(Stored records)

· · ·

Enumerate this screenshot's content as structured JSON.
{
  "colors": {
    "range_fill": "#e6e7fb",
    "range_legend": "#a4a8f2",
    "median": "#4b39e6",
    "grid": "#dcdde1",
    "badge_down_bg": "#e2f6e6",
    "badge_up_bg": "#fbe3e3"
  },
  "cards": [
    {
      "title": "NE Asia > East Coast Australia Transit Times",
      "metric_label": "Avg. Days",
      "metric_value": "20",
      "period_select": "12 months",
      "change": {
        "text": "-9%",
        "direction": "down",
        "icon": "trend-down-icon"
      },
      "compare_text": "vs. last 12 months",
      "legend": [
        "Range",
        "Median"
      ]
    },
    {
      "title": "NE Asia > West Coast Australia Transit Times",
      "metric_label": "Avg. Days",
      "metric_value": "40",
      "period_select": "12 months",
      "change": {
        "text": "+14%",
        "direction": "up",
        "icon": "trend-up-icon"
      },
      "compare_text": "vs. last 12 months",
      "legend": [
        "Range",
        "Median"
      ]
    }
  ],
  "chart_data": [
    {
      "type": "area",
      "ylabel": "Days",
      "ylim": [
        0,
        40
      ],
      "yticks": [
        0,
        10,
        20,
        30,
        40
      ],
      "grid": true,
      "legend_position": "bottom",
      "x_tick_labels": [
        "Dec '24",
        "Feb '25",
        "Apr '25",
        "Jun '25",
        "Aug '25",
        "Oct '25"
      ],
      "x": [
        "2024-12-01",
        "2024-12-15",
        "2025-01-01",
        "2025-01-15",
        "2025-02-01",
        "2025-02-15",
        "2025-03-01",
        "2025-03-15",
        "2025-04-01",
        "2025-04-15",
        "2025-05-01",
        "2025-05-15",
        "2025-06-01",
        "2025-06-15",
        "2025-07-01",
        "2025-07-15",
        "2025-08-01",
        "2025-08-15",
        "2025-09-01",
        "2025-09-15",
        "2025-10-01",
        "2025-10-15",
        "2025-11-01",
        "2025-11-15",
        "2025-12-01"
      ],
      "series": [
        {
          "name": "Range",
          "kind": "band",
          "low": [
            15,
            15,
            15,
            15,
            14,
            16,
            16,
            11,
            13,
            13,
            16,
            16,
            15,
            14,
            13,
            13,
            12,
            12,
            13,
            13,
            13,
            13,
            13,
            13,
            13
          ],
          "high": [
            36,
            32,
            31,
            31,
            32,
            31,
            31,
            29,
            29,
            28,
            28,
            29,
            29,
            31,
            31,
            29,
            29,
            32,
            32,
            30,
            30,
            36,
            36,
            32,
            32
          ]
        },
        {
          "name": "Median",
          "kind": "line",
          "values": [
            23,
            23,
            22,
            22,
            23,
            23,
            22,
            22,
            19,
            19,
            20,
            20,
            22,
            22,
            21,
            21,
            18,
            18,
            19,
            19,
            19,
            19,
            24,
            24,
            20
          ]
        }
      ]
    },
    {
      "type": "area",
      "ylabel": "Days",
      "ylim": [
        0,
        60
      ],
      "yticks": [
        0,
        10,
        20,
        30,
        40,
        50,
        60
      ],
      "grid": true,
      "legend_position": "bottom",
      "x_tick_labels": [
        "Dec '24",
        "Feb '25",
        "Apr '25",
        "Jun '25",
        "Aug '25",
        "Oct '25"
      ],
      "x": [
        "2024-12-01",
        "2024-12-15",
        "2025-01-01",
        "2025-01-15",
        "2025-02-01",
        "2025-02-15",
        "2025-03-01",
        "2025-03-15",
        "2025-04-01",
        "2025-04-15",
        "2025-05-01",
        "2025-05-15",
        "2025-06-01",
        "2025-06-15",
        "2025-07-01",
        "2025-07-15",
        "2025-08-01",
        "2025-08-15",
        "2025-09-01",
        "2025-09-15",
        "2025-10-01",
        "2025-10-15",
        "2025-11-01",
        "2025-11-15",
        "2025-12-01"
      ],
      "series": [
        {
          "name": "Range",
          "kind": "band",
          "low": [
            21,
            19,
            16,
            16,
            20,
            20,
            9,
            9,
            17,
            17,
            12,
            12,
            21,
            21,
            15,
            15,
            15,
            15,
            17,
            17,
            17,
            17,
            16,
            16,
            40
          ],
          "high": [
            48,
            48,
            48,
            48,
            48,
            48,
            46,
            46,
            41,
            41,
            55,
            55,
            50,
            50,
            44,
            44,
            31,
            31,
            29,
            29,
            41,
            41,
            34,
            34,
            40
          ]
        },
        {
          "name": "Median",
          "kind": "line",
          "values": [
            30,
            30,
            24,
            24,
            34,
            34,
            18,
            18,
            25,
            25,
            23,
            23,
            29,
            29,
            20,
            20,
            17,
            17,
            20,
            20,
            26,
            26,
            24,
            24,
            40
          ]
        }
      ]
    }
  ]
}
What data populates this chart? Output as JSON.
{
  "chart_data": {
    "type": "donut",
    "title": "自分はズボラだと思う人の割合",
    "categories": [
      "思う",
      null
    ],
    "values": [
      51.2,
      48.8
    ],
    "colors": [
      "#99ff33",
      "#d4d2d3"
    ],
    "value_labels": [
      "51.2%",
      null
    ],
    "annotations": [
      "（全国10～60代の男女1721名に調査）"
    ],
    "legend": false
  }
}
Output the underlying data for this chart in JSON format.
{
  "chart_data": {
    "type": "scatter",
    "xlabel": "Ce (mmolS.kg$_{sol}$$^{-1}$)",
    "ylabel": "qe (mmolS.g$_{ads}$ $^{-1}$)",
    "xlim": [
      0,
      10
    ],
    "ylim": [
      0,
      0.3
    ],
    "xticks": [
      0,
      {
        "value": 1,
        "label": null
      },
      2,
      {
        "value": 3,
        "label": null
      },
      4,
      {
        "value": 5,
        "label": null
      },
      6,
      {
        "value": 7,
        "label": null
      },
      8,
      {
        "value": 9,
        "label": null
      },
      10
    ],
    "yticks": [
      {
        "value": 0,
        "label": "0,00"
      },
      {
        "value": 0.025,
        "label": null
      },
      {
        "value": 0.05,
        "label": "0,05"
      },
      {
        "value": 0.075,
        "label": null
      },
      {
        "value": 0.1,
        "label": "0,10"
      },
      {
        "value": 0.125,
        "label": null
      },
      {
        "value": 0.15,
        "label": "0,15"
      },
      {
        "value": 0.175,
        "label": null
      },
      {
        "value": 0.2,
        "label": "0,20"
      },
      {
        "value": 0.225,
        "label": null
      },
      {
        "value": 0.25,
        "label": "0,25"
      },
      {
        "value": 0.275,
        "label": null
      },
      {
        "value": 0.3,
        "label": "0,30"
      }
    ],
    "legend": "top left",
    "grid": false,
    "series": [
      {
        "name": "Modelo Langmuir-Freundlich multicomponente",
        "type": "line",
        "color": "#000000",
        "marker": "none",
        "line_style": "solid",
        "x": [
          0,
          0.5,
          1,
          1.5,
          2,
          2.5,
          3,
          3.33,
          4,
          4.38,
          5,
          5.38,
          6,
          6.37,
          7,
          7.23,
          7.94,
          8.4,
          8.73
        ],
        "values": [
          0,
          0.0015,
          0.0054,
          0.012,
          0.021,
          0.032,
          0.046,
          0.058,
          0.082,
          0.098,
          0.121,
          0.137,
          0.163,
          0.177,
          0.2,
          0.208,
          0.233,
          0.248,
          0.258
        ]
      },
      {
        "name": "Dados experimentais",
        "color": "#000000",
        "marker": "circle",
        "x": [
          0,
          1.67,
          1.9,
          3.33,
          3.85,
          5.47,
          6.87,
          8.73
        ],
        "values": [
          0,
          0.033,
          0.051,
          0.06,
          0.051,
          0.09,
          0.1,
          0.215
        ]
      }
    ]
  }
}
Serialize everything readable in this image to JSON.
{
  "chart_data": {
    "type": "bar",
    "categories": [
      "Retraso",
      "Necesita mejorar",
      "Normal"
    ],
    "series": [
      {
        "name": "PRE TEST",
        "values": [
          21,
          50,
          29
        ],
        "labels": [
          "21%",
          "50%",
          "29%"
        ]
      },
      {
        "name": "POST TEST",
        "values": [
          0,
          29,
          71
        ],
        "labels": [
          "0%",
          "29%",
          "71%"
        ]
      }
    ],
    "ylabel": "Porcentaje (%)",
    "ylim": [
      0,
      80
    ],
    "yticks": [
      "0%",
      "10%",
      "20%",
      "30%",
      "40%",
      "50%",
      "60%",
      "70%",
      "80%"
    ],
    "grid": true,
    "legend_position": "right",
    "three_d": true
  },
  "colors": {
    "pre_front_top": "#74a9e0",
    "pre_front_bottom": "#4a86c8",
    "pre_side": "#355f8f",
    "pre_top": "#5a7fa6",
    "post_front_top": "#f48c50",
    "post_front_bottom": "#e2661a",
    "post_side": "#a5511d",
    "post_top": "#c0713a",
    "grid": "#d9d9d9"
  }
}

· · ·

Return precisely the lines of the records, starting with the line that holds "Serialize everything readable" and ending with the last one.

## [Expected answer]
Serialize everything readable in this image to JSON.
{
  "chart_data": {
    "type": "bar",
    "categories": [
      "Retraso",
      "Necesita mejorar",
      "Normal"
    ],
    "series": [
      {
        "name": "PRE TEST",
        "values": [
          21,
          50,
          29
        ],
        "labels": [
          "21%",
          "50%",
          "29%"
        ]
      },
      {
        "name": "POST TEST",
        "values": [
          0,
          29,
          71
        ],
        "labels": [
          "0%",
          "29%",
          "71%"
        ]
      }
    ],
    "ylabel": "Porcentaje (%)",
    "ylim": [
      0,
      80
    ],
    "yticks": [
      "0%",
      "10%",
      "20%",
      "30%",
      "40%",
      "50%",
      "60%",
      "70%",
      "80%"
    ],
    "grid": true,
    "legend_position": "right",
    "three_d": true
  },
  "colors": {
    "pre_front_top": "#74a9e0",
    "pre_front_bottom": "#4a86c8",
    "pre_side": "#355f8f",
    "pre_top": "#5a7fa6",
    "post_front_top": "#f48c50",
    "post_front_bottom": "#e2661a",
    "post_side": "#a5511d",
    "post_top": "#c0713a",
    "grid": "#d9d9d9"
  }
}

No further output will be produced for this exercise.